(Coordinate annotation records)
=======

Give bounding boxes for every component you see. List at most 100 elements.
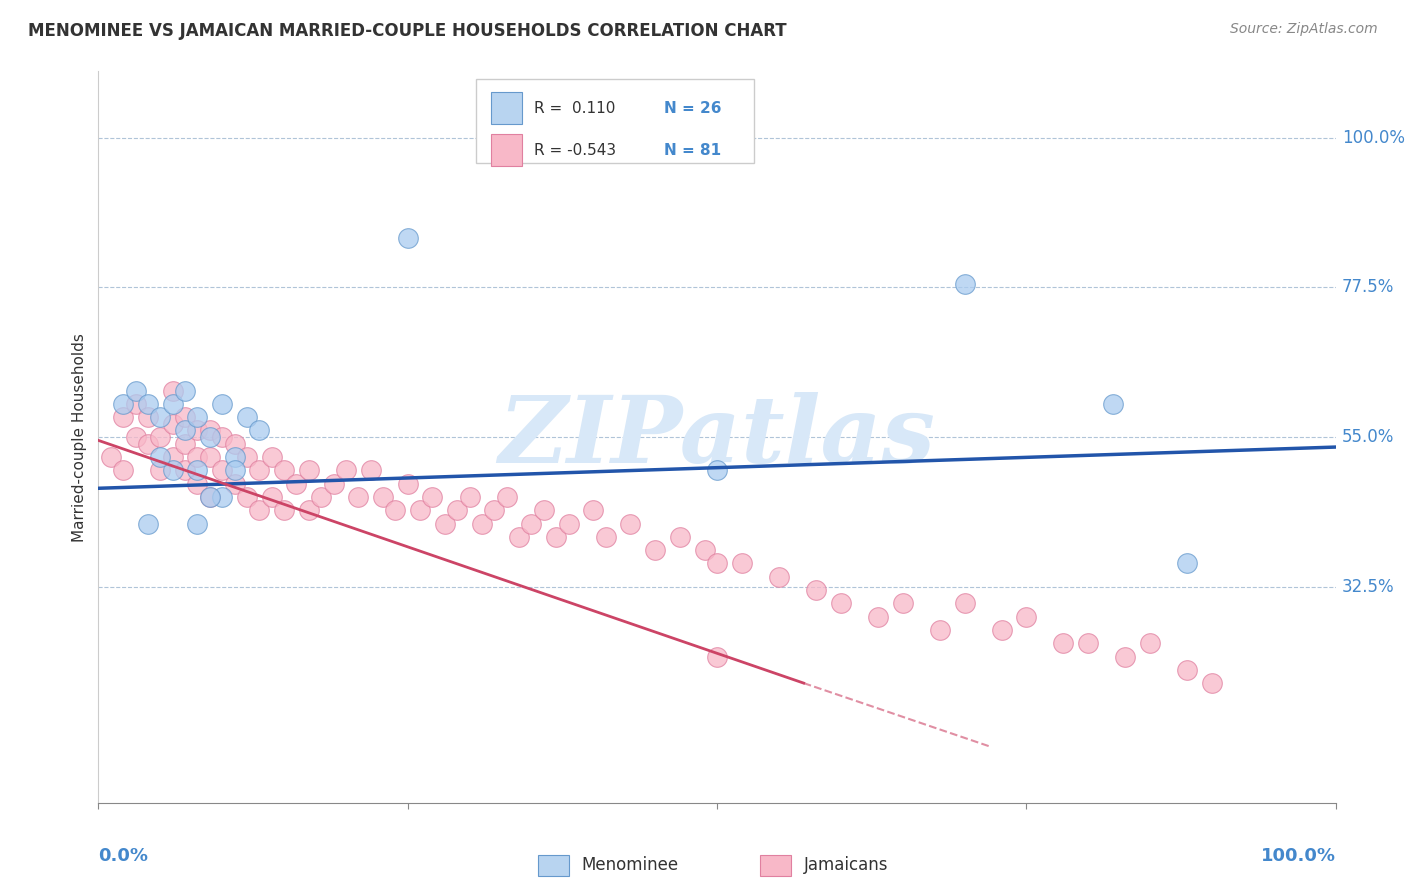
Point	[174, 463, 197, 477]
Point	[149, 463, 172, 477]
Point	[471, 516, 494, 531]
Point	[582, 503, 605, 517]
Point	[149, 410, 172, 425]
FancyBboxPatch shape	[761, 855, 792, 876]
Point	[162, 397, 184, 411]
Text: N = 81: N = 81	[664, 143, 721, 158]
Point	[273, 463, 295, 477]
Text: 77.5%: 77.5%	[1341, 278, 1395, 296]
Point	[396, 476, 419, 491]
Point	[1102, 397, 1125, 411]
Text: Menominee: Menominee	[581, 856, 678, 874]
Point	[124, 384, 146, 398]
Point	[211, 397, 233, 411]
Point	[247, 463, 270, 477]
Point	[211, 430, 233, 444]
Point	[1175, 557, 1198, 571]
Point	[112, 397, 135, 411]
Point	[706, 463, 728, 477]
Text: Jamaicans: Jamaicans	[804, 856, 889, 874]
Point	[371, 490, 394, 504]
Point	[186, 410, 208, 425]
Point	[458, 490, 481, 504]
Point	[953, 277, 976, 292]
Y-axis label: Married-couple Households: Married-couple Households	[72, 333, 87, 541]
FancyBboxPatch shape	[475, 78, 754, 162]
Text: R = -0.543: R = -0.543	[534, 143, 616, 158]
Point	[347, 490, 370, 504]
Point	[706, 557, 728, 571]
Text: 100.0%: 100.0%	[1341, 128, 1405, 147]
Point	[1139, 636, 1161, 650]
Point	[124, 430, 146, 444]
Point	[533, 503, 555, 517]
Point	[149, 430, 172, 444]
Point	[198, 450, 221, 464]
Text: N = 26: N = 26	[664, 101, 721, 116]
Point	[186, 516, 208, 531]
Point	[136, 410, 159, 425]
Point	[100, 450, 122, 464]
Point	[162, 384, 184, 398]
Point	[953, 596, 976, 610]
Point	[198, 424, 221, 438]
FancyBboxPatch shape	[491, 92, 522, 124]
Point	[198, 490, 221, 504]
Text: 32.5%: 32.5%	[1341, 578, 1395, 596]
Point	[731, 557, 754, 571]
Point	[112, 410, 135, 425]
Point	[409, 503, 432, 517]
FancyBboxPatch shape	[537, 855, 568, 876]
Text: 0.0%: 0.0%	[98, 847, 149, 864]
Point	[198, 430, 221, 444]
Point	[174, 384, 197, 398]
Point	[186, 476, 208, 491]
Point	[1175, 663, 1198, 677]
Point	[298, 503, 321, 517]
Point	[236, 490, 259, 504]
Point	[273, 503, 295, 517]
Point	[619, 516, 641, 531]
Point	[706, 649, 728, 664]
Text: 55.0%: 55.0%	[1341, 428, 1395, 446]
Point	[309, 490, 332, 504]
Point	[149, 450, 172, 464]
Point	[174, 410, 197, 425]
Point	[495, 490, 517, 504]
Point	[1201, 676, 1223, 690]
Point	[136, 436, 159, 450]
Point	[224, 436, 246, 450]
Point	[236, 450, 259, 464]
Text: R =  0.110: R = 0.110	[534, 101, 616, 116]
Point	[804, 582, 827, 597]
Text: 100.0%: 100.0%	[1261, 847, 1336, 864]
Point	[247, 503, 270, 517]
Point	[644, 543, 666, 558]
Point	[186, 450, 208, 464]
Point	[236, 410, 259, 425]
Point	[546, 530, 568, 544]
Point	[112, 463, 135, 477]
Point	[174, 436, 197, 450]
Text: MENOMINEE VS JAMAICAN MARRIED-COUPLE HOUSEHOLDS CORRELATION CHART: MENOMINEE VS JAMAICAN MARRIED-COUPLE HOU…	[28, 22, 787, 40]
Point	[211, 490, 233, 504]
Point	[322, 476, 344, 491]
Text: ZIPatlas: ZIPatlas	[499, 392, 935, 482]
Point	[162, 417, 184, 431]
Point	[669, 530, 692, 544]
Point	[1077, 636, 1099, 650]
Point	[124, 397, 146, 411]
Point	[136, 516, 159, 531]
Point	[162, 463, 184, 477]
Point	[520, 516, 543, 531]
Point	[422, 490, 444, 504]
Point	[211, 463, 233, 477]
Point	[866, 609, 889, 624]
Point	[260, 450, 283, 464]
Point	[928, 623, 950, 637]
Point	[396, 230, 419, 244]
Point	[224, 450, 246, 464]
Point	[595, 530, 617, 544]
Point	[433, 516, 456, 531]
Point	[990, 623, 1012, 637]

=======

» **TASK STATEMENT**: Repeat every line of the data above word for word, leaving out the pictures.

» **RIGHT ANSWER**:
Give bounding boxes for every component you see. List at most 100 elements.
Point	[174, 463, 197, 477]
Point	[149, 463, 172, 477]
Point	[471, 516, 494, 531]
Point	[582, 503, 605, 517]
Point	[149, 410, 172, 425]
FancyBboxPatch shape	[761, 855, 792, 876]
Point	[162, 397, 184, 411]
Text: N = 81: N = 81	[664, 143, 721, 158]
Point	[273, 463, 295, 477]
Text: 77.5%: 77.5%	[1341, 278, 1395, 296]
Point	[396, 476, 419, 491]
Point	[1102, 397, 1125, 411]
Text: Menominee: Menominee	[581, 856, 678, 874]
Point	[124, 384, 146, 398]
Point	[211, 397, 233, 411]
Point	[247, 463, 270, 477]
Point	[211, 430, 233, 444]
Point	[1175, 557, 1198, 571]
Point	[112, 397, 135, 411]
Point	[706, 463, 728, 477]
Text: Jamaicans: Jamaicans	[804, 856, 889, 874]
Point	[371, 490, 394, 504]
Point	[186, 410, 208, 425]
Point	[458, 490, 481, 504]
Point	[953, 277, 976, 292]
Y-axis label: Married-couple Households: Married-couple Households	[72, 333, 87, 541]
FancyBboxPatch shape	[475, 78, 754, 162]
Text: R = -0.543: R = -0.543	[534, 143, 616, 158]
Point	[347, 490, 370, 504]
Point	[706, 557, 728, 571]
Text: 100.0%: 100.0%	[1341, 128, 1405, 147]
Point	[1139, 636, 1161, 650]
Point	[124, 430, 146, 444]
Point	[533, 503, 555, 517]
Point	[149, 430, 172, 444]
Point	[198, 450, 221, 464]
Text: N = 26: N = 26	[664, 101, 721, 116]
Point	[186, 516, 208, 531]
Point	[136, 410, 159, 425]
Point	[100, 450, 122, 464]
Point	[162, 384, 184, 398]
Point	[953, 596, 976, 610]
Point	[198, 424, 221, 438]
FancyBboxPatch shape	[491, 92, 522, 124]
Point	[198, 490, 221, 504]
Text: 32.5%: 32.5%	[1341, 578, 1395, 596]
Point	[731, 557, 754, 571]
Point	[112, 410, 135, 425]
Point	[409, 503, 432, 517]
FancyBboxPatch shape	[537, 855, 568, 876]
Text: 0.0%: 0.0%	[98, 847, 149, 864]
Point	[198, 430, 221, 444]
Point	[174, 384, 197, 398]
Point	[186, 476, 208, 491]
Point	[1175, 663, 1198, 677]
Point	[298, 503, 321, 517]
Point	[236, 490, 259, 504]
Point	[273, 503, 295, 517]
Point	[619, 516, 641, 531]
Point	[706, 649, 728, 664]
Text: 55.0%: 55.0%	[1341, 428, 1395, 446]
Point	[309, 490, 332, 504]
Point	[149, 450, 172, 464]
Point	[174, 410, 197, 425]
Point	[495, 490, 517, 504]
Point	[1201, 676, 1223, 690]
Point	[136, 436, 159, 450]
Point	[224, 436, 246, 450]
Point	[236, 450, 259, 464]
Text: R =  0.110: R = 0.110	[534, 101, 616, 116]
Point	[804, 582, 827, 597]
Text: 100.0%: 100.0%	[1261, 847, 1336, 864]
Point	[247, 503, 270, 517]
Point	[644, 543, 666, 558]
Point	[186, 450, 208, 464]
Point	[236, 410, 259, 425]
Point	[546, 530, 568, 544]
Point	[112, 463, 135, 477]
Point	[174, 436, 197, 450]
Text: MENOMINEE VS JAMAICAN MARRIED-COUPLE HOUSEHOLDS CORRELATION CHART: MENOMINEE VS JAMAICAN MARRIED-COUPLE HOU…	[28, 22, 787, 40]
Point	[211, 490, 233, 504]
Point	[322, 476, 344, 491]
Text: ZIPatlas: ZIPatlas	[499, 392, 935, 482]
Point	[162, 417, 184, 431]
Point	[669, 530, 692, 544]
Point	[1077, 636, 1099, 650]
Point	[124, 397, 146, 411]
Point	[136, 516, 159, 531]
Point	[162, 463, 184, 477]
Point	[520, 516, 543, 531]
Point	[422, 490, 444, 504]
Point	[211, 463, 233, 477]
Point	[866, 609, 889, 624]
Point	[260, 450, 283, 464]
Point	[928, 623, 950, 637]
Point	[396, 230, 419, 244]
Point	[224, 450, 246, 464]
Point	[595, 530, 617, 544]
Point	[433, 516, 456, 531]
Point	[990, 623, 1012, 637]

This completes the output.